* [What needs to be done]
Type the data below again exactly. Omit all pictures.

*** Block opens ***

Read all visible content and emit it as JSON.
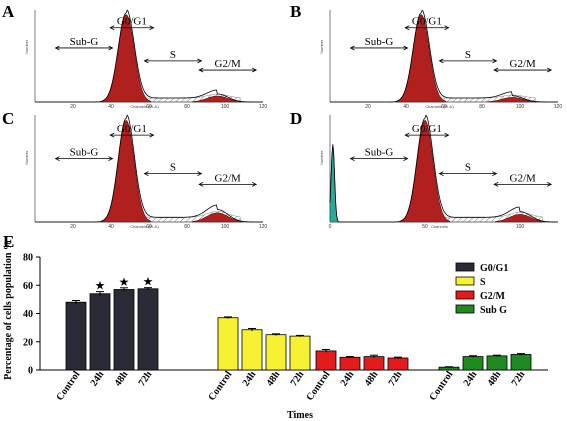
{
  "histogram_panels": [
    {
      "letter": "A",
      "region_labels": [
        "Sub-G",
        "G0/G1",
        "S",
        "G2/M"
      ],
      "x_axis_label": "Channels (PI-A)",
      "y_axis_label": "Number",
      "x_ticks": [
        "20",
        "40",
        "60",
        "80",
        "100",
        "120"
      ]
    },
    {
      "letter": "B",
      "region_labels": [
        "Sub-G",
        "G0/G1",
        "S",
        "G2/M"
      ],
      "x_axis_label": "Channels (PI-A)",
      "y_axis_label": "Number",
      "x_ticks": [
        "20",
        "40",
        "60",
        "80",
        "100",
        "120"
      ]
    },
    {
      "letter": "C",
      "region_labels": [
        "Sub-G",
        "G0/G1",
        "S",
        "G2/M"
      ],
      "x_axis_label": "Channels (PI-A)",
      "y_axis_label": "Number",
      "x_ticks": [
        "20",
        "40",
        "60",
        "80",
        "100",
        "120"
      ]
    },
    {
      "letter": "D",
      "region_labels": [
        "Sub-G",
        "G0/G1",
        "S",
        "G2/M"
      ],
      "x_axis_label": "Channels",
      "y_axis_label": "Number",
      "x_ticks": [
        "0",
        "50",
        "100"
      ]
    }
  ],
  "bar_panel": {
    "letter": "E"
  },
  "colors": {
    "histogram_fill": "#b0201e",
    "histogram_edge": "#5a0f0e",
    "subg_fill": "#2aa89a",
    "hatch": "#555555",
    "G0/G1": "#2b2b38",
    "S": "#f6f232",
    "G2/M": "#e41b1b",
    "Sub G": "#1f8a1f"
  },
  "chart_data": [
    {
      "type": "area",
      "panel": "A",
      "xlabel": "Channels (PI-A)",
      "ylabel": "Number",
      "xlim": [
        0,
        120
      ],
      "regions": [
        "Sub-G",
        "G0/G1",
        "S",
        "G2/M"
      ],
      "peaks": [
        {
          "phase": "G0/G1",
          "channel": 48,
          "height": 1.0
        },
        {
          "phase": "G2/M",
          "channel": 96,
          "height": 0.09
        }
      ],
      "subg_height": 0.0
    },
    {
      "type": "area",
      "panel": "B",
      "xlabel": "Channels (PI-A)",
      "ylabel": "Number",
      "xlim": [
        0,
        120
      ],
      "regions": [
        "Sub-G",
        "G0/G1",
        "S",
        "G2/M"
      ],
      "peaks": [
        {
          "phase": "G0/G1",
          "channel": 48,
          "height": 1.0
        },
        {
          "phase": "G2/M",
          "channel": 96,
          "height": 0.07
        }
      ],
      "subg_height": 0.0
    },
    {
      "type": "area",
      "panel": "C",
      "xlabel": "Channels (PI-A)",
      "ylabel": "Number",
      "xlim": [
        0,
        120
      ],
      "regions": [
        "Sub-G",
        "G0/G1",
        "S",
        "G2/M"
      ],
      "peaks": [
        {
          "phase": "G0/G1",
          "channel": 48,
          "height": 1.0
        },
        {
          "phase": "G2/M",
          "channel": 96,
          "height": 0.12
        }
      ],
      "subg_height": 0.0
    },
    {
      "type": "area",
      "panel": "D",
      "xlabel": "Channels",
      "ylabel": "Number",
      "xlim": [
        0,
        120
      ],
      "regions": [
        "Sub-G",
        "G0/G1",
        "S",
        "G2/M"
      ],
      "peaks": [
        {
          "phase": "G0/G1",
          "channel": 50,
          "height": 1.0
        },
        {
          "phase": "G2/M",
          "channel": 100,
          "height": 0.1
        }
      ],
      "subg_height": 0.75
    },
    {
      "type": "bar",
      "panel": "E",
      "xlabel": "Times",
      "ylabel": "Percentage of cells population %",
      "ylim": [
        0,
        80
      ],
      "yticks": [
        0,
        20,
        40,
        60,
        80
      ],
      "grouped_by": "phase",
      "groups": [
        {
          "name": "G0/G1",
          "color": "#2b2b38",
          "categories": [
            "Control",
            "24h",
            "48h",
            "72h"
          ],
          "values": [
            48,
            54,
            57,
            57.5
          ],
          "errors": [
            1.2,
            1.5,
            1.2,
            0.8
          ],
          "significant": [
            false,
            true,
            true,
            true
          ]
        },
        {
          "name": "S",
          "color": "#f6f232",
          "categories": [
            "Control",
            "24h",
            "48h",
            "72h"
          ],
          "values": [
            37,
            28.5,
            25,
            24
          ],
          "errors": [
            0.6,
            0.9,
            0.6,
            0.5
          ],
          "significant": [
            false,
            false,
            false,
            false
          ]
        },
        {
          "name": "G2/M",
          "color": "#e41b1b",
          "categories": [
            "Control",
            "24h",
            "48h",
            "72h"
          ],
          "values": [
            13.5,
            9,
            9.5,
            8.5
          ],
          "errors": [
            1.0,
            0.5,
            1.0,
            0.6
          ],
          "significant": [
            false,
            false,
            false,
            false
          ]
        },
        {
          "name": "Sub G",
          "color": "#1f8a1f",
          "categories": [
            "Control",
            "24h",
            "48h",
            "72h"
          ],
          "values": [
            2,
            9.5,
            10,
            11
          ],
          "errors": [
            0.3,
            0.6,
            0.5,
            0.6
          ],
          "significant": [
            false,
            false,
            false,
            false
          ]
        }
      ],
      "legend": [
        "G0/G1",
        "S",
        "G2/M",
        "Sub G"
      ],
      "legend_position": "top-right",
      "significance_marker": "★"
    }
  ]
}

*** Block closes ***

* [Answer to this exercise]
Read all visible content and emit it as JSON.
{
  "histogram_panels": [
    {
      "letter": "A",
      "region_labels": [
        "Sub-G",
        "G0/G1",
        "S",
        "G2/M"
      ],
      "x_axis_label": "Channels (PI-A)",
      "y_axis_label": "Number",
      "x_ticks": [
        "20",
        "40",
        "60",
        "80",
        "100",
        "120"
      ]
    },
    {
      "letter": "B",
      "region_labels": [
        "Sub-G",
        "G0/G1",
        "S",
        "G2/M"
      ],
      "x_axis_label": "Channels (PI-A)",
      "y_axis_label": "Number",
      "x_ticks": [
        "20",
        "40",
        "60",
        "80",
        "100",
        "120"
      ]
    },
    {
      "letter": "C",
      "region_labels": [
        "Sub-G",
        "G0/G1",
        "S",
        "G2/M"
      ],
      "x_axis_label": "Channels (PI-A)",
      "y_axis_label": "Number",
      "x_ticks": [
        "20",
        "40",
        "60",
        "80",
        "100",
        "120"
      ]
    },
    {
      "letter": "D",
      "region_labels": [
        "Sub-G",
        "G0/G1",
        "S",
        "G2/M"
      ],
      "x_axis_label": "Channels",
      "y_axis_label": "Number",
      "x_ticks": [
        "0",
        "50",
        "100"
      ]
    }
  ],
  "bar_panel": {
    "letter": "E"
  },
  "colors": {
    "histogram_fill": "#b0201e",
    "histogram_edge": "#5a0f0e",
    "subg_fill": "#2aa89a",
    "hatch": "#555555",
    "G0/G1": "#2b2b38",
    "S": "#f6f232",
    "G2/M": "#e41b1b",
    "Sub G": "#1f8a1f"
  },
  "chart_data": [
    {
      "type": "area",
      "panel": "A",
      "xlabel": "Channels (PI-A)",
      "ylabel": "Number",
      "xlim": [
        0,
        120
      ],
      "regions": [
        "Sub-G",
        "G0/G1",
        "S",
        "G2/M"
      ],
      "peaks": [
        {
          "phase": "G0/G1",
          "channel": 48,
          "height": 1.0
        },
        {
          "phase": "G2/M",
          "channel": 96,
          "height": 0.09
        }
      ],
      "subg_height": 0.0
    },
    {
      "type": "area",
      "panel": "B",
      "xlabel": "Channels (PI-A)",
      "ylabel": "Number",
      "xlim": [
        0,
        120
      ],
      "regions": [
        "Sub-G",
        "G0/G1",
        "S",
        "G2/M"
      ],
      "peaks": [
        {
          "phase": "G0/G1",
          "channel": 48,
          "height": 1.0
        },
        {
          "phase": "G2/M",
          "channel": 96,
          "height": 0.07
        }
      ],
      "subg_height": 0.0
    },
    {
      "type": "area",
      "panel": "C",
      "xlabel": "Channels (PI-A)",
      "ylabel": "Number",
      "xlim": [
        0,
        120
      ],
      "regions": [
        "Sub-G",
        "G0/G1",
        "S",
        "G2/M"
      ],
      "peaks": [
        {
          "phase": "G0/G1",
          "channel": 48,
          "height": 1.0
        },
        {
          "phase": "G2/M",
          "channel": 96,
          "height": 0.12
        }
      ],
      "subg_height": 0.0
    },
    {
      "type": "area",
      "panel": "D",
      "xlabel": "Channels",
      "ylabel": "Number",
      "xlim": [
        0,
        120
      ],
      "regions": [
        "Sub-G",
        "G0/G1",
        "S",
        "G2/M"
      ],
      "peaks": [
        {
          "phase": "G0/G1",
          "channel": 50,
          "height": 1.0
        },
        {
          "phase": "G2/M",
          "channel": 100,
          "height": 0.1
        }
      ],
      "subg_height": 0.75
    },
    {
      "type": "bar",
      "panel": "E",
      "xlabel": "Times",
      "ylabel": "Percentage of cells population %",
      "ylim": [
        0,
        80
      ],
      "yticks": [
        0,
        20,
        40,
        60,
        80
      ],
      "grouped_by": "phase",
      "groups": [
        {
          "name": "G0/G1",
          "color": "#2b2b38",
          "categories": [
            "Control",
            "24h",
            "48h",
            "72h"
          ],
          "values": [
            48,
            54,
            57,
            57.5
          ],
          "errors": [
            1.2,
            1.5,
            1.2,
            0.8
          ],
          "significant": [
            false,
            true,
            true,
            true
          ]
        },
        {
          "name": "S",
          "color": "#f6f232",
          "categories": [
            "Control",
            "24h",
            "48h",
            "72h"
          ],
          "values": [
            37,
            28.5,
            25,
            24
          ],
          "errors": [
            0.6,
            0.9,
            0.6,
            0.5
          ],
          "significant": [
            false,
            false,
            false,
            false
          ]
        },
        {
          "name": "G2/M",
          "color": "#e41b1b",
          "categories": [
            "Control",
            "24h",
            "48h",
            "72h"
          ],
          "values": [
            13.5,
            9,
            9.5,
            8.5
          ],
          "errors": [
            1.0,
            0.5,
            1.0,
            0.6
          ],
          "significant": [
            false,
            false,
            false,
            false
          ]
        },
        {
          "name": "Sub G",
          "color": "#1f8a1f",
          "categories": [
            "Control",
            "24h",
            "48h",
            "72h"
          ],
          "values": [
            2,
            9.5,
            10,
            11
          ],
          "errors": [
            0.3,
            0.6,
            0.5,
            0.6
          ],
          "significant": [
            false,
            false,
            false,
            false
          ]
        }
      ],
      "legend": [
        "G0/G1",
        "S",
        "G2/M",
        "Sub G"
      ],
      "legend_position": "top-right",
      "significance_marker": "★"
    }
  ]
}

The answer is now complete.